--- ENTRIES ---

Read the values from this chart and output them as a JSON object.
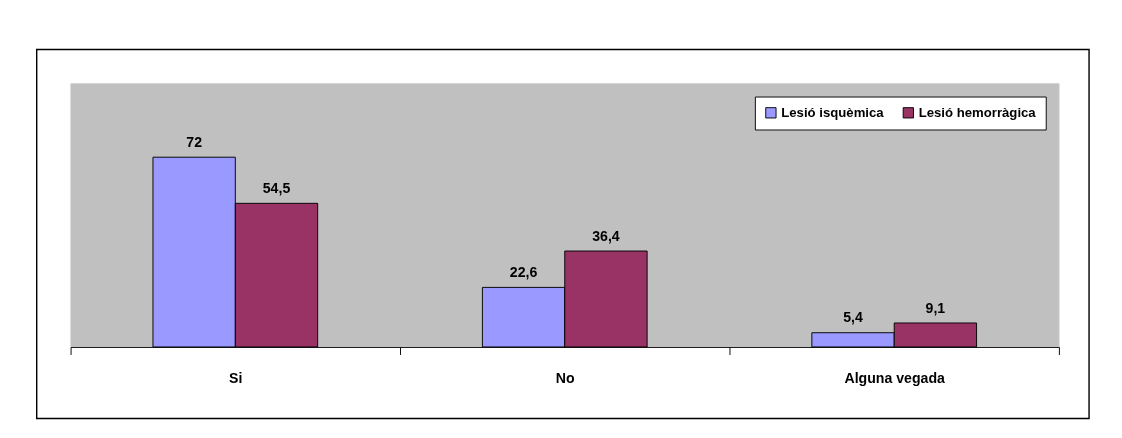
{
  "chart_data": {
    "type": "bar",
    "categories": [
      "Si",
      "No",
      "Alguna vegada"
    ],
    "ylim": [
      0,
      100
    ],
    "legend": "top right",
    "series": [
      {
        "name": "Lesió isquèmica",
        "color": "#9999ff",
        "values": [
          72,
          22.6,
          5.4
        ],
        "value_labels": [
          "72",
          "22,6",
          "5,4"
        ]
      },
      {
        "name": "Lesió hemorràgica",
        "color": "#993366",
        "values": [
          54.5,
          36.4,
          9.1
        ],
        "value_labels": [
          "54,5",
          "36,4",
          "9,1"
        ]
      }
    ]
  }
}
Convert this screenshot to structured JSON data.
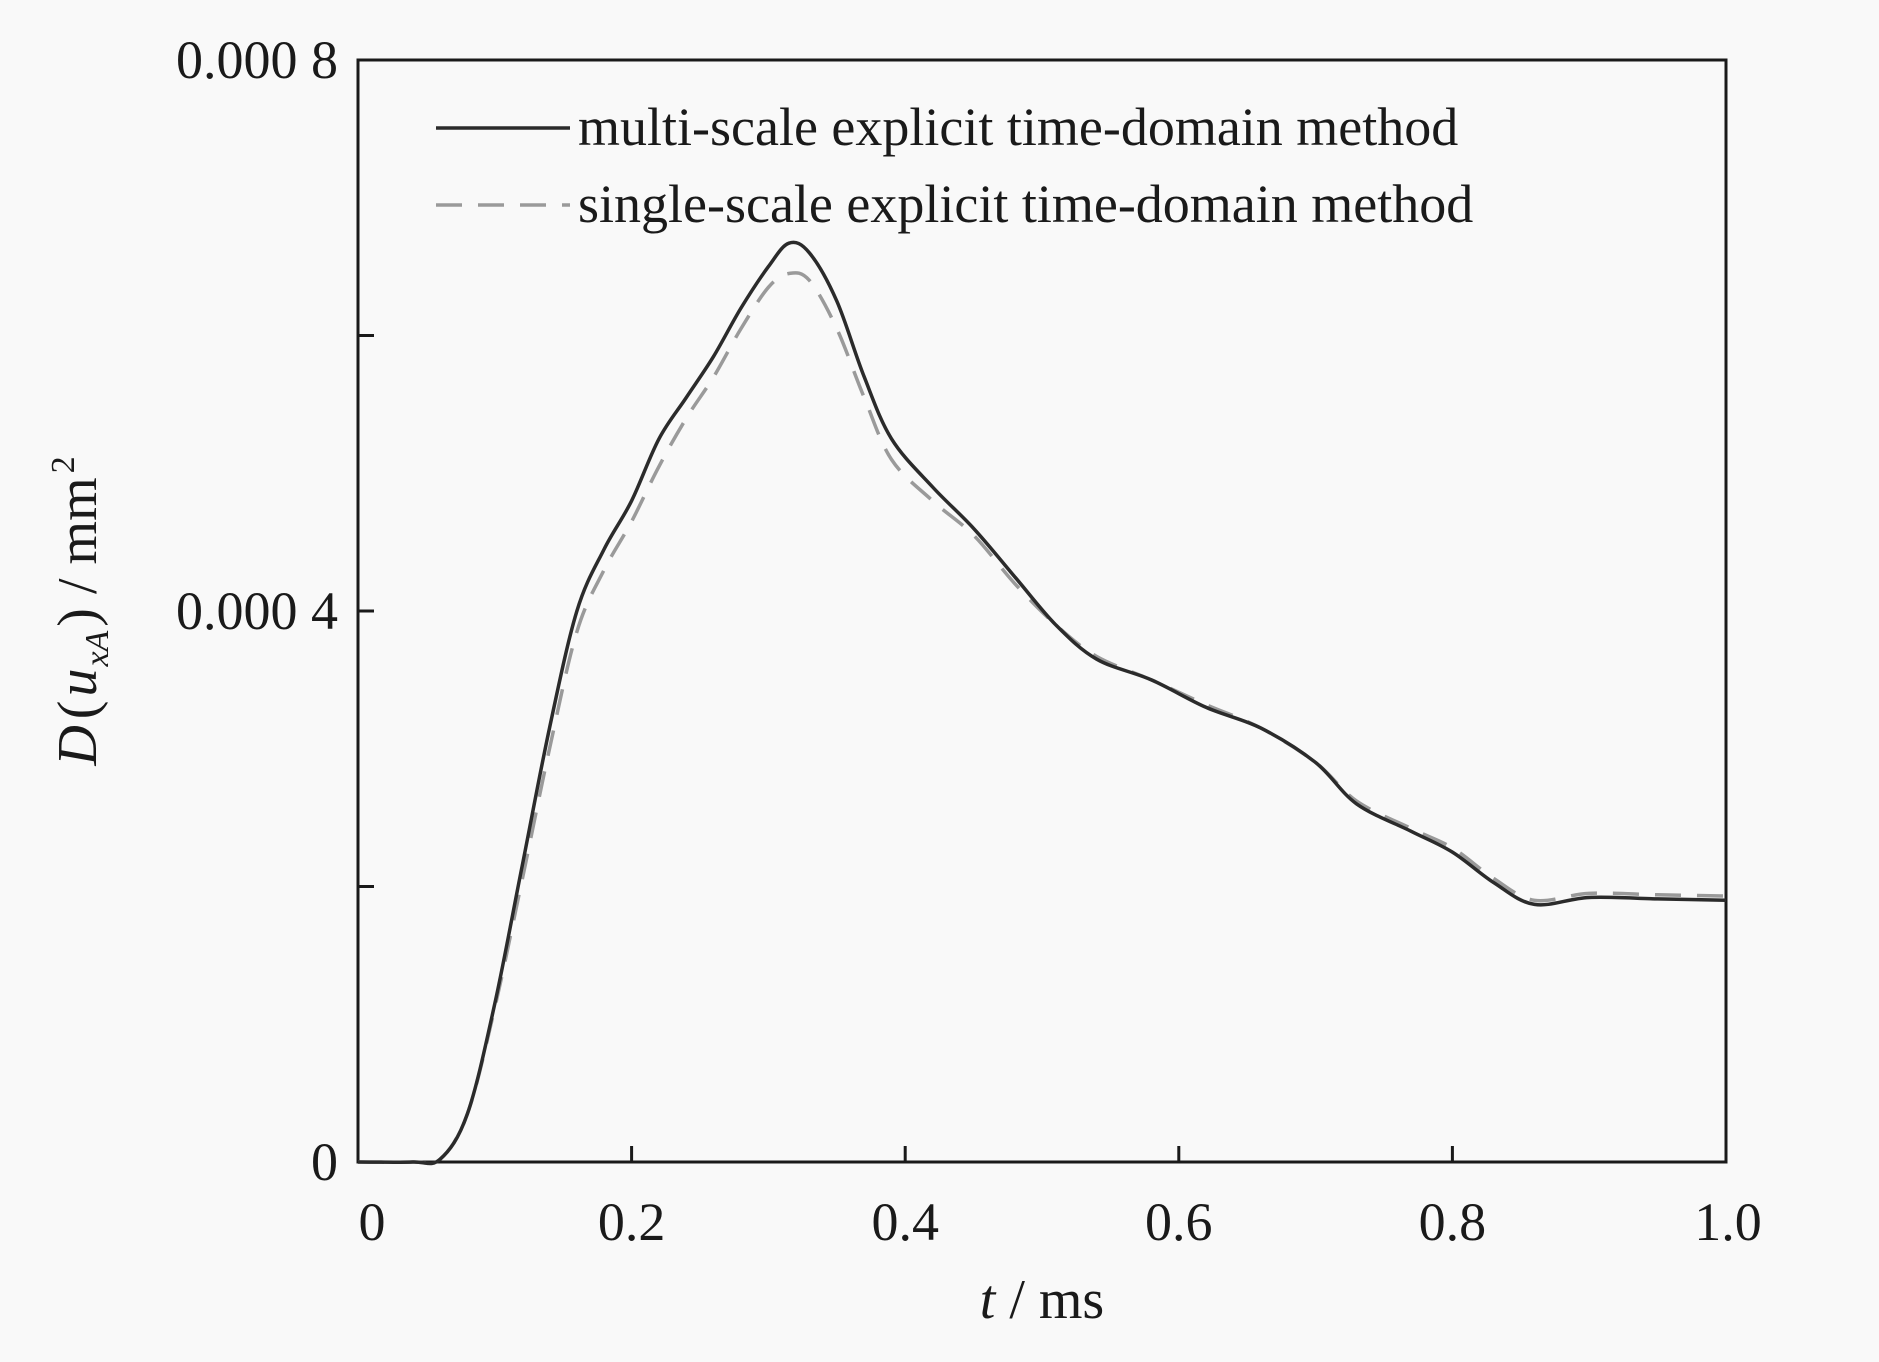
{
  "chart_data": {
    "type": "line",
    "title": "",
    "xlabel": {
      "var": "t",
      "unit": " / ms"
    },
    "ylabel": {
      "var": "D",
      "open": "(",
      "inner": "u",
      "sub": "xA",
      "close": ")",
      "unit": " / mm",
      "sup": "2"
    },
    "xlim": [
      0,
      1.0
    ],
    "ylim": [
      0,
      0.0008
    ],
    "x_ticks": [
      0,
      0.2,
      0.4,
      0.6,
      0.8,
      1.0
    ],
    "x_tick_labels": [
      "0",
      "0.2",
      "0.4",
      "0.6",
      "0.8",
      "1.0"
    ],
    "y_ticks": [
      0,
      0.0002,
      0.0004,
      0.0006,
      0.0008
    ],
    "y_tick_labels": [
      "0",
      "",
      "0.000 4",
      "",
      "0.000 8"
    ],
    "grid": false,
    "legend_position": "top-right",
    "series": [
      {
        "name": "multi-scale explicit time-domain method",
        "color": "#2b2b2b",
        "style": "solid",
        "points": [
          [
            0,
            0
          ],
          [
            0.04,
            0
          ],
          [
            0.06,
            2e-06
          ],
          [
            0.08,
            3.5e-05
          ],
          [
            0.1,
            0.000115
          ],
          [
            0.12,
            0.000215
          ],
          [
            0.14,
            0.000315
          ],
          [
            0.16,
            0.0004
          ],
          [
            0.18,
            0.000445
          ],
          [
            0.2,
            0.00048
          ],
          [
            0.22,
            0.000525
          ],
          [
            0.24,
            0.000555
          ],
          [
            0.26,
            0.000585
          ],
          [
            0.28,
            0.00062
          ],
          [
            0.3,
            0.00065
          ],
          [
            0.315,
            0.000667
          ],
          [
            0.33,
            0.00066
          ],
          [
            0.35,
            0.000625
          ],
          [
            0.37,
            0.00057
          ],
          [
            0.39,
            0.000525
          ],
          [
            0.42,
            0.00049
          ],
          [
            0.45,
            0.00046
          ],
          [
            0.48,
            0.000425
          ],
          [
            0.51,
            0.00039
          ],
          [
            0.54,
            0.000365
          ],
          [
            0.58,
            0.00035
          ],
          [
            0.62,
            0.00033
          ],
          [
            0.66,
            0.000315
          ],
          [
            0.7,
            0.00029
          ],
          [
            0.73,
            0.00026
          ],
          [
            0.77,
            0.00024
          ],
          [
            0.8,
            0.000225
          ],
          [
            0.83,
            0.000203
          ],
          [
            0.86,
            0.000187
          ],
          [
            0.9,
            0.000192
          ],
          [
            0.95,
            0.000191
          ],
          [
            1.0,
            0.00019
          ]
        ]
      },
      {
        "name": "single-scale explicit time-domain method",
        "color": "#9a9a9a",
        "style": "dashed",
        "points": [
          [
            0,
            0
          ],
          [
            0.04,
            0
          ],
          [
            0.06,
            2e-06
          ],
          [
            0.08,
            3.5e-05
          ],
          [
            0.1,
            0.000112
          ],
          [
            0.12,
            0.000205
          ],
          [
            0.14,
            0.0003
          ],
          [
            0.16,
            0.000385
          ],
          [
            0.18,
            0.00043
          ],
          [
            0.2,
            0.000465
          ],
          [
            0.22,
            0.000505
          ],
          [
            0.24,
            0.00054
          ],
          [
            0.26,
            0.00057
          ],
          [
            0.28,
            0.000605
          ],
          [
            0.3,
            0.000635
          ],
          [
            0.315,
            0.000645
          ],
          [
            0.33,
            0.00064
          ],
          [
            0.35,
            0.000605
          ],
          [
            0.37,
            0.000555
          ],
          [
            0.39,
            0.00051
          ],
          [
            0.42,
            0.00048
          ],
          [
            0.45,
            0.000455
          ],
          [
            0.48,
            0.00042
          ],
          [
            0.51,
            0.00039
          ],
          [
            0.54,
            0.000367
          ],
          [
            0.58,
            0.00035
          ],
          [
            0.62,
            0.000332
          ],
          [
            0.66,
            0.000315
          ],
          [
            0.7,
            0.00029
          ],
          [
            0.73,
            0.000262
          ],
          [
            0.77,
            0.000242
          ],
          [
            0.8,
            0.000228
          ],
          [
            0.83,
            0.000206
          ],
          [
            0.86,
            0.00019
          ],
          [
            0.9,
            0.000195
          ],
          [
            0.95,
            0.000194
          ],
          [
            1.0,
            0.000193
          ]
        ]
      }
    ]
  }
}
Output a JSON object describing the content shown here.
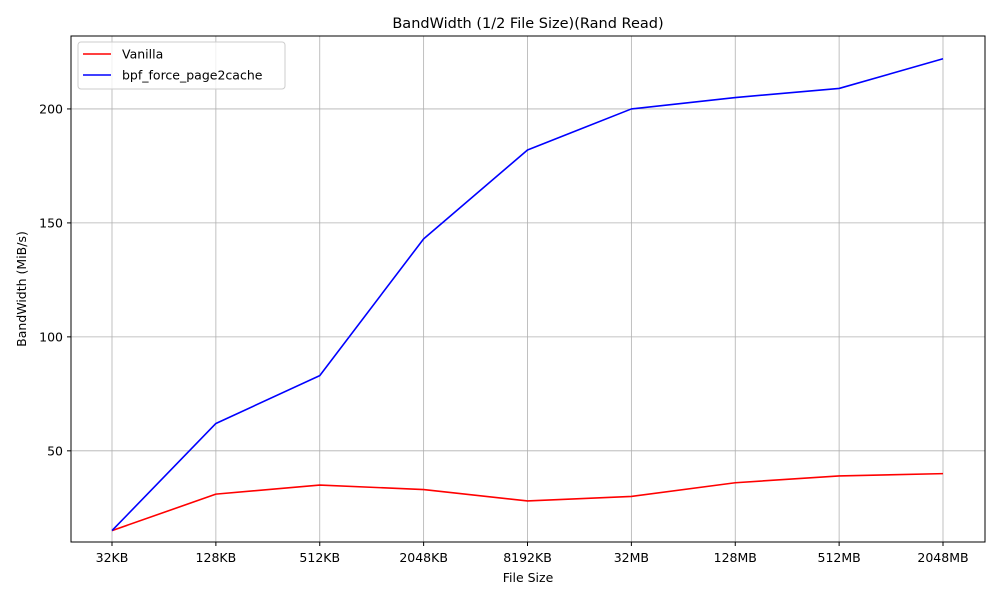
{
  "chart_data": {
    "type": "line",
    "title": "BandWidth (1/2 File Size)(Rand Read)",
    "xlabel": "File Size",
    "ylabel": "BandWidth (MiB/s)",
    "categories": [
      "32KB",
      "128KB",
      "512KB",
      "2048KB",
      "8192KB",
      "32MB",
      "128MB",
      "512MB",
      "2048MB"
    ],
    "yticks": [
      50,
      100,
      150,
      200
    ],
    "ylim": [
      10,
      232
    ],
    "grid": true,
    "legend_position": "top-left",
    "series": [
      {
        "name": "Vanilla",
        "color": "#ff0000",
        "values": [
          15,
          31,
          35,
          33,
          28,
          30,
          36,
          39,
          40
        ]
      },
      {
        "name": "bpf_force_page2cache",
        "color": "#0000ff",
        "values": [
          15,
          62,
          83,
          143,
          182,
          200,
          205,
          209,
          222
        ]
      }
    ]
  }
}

---

*WORK TO DO*.
In the entries above, locate every line with the word "time" and copy it.

*REPLY*.
        "name": "multi-scale explicit time-domain method",
        "name": "single-scale explicit time-domain method",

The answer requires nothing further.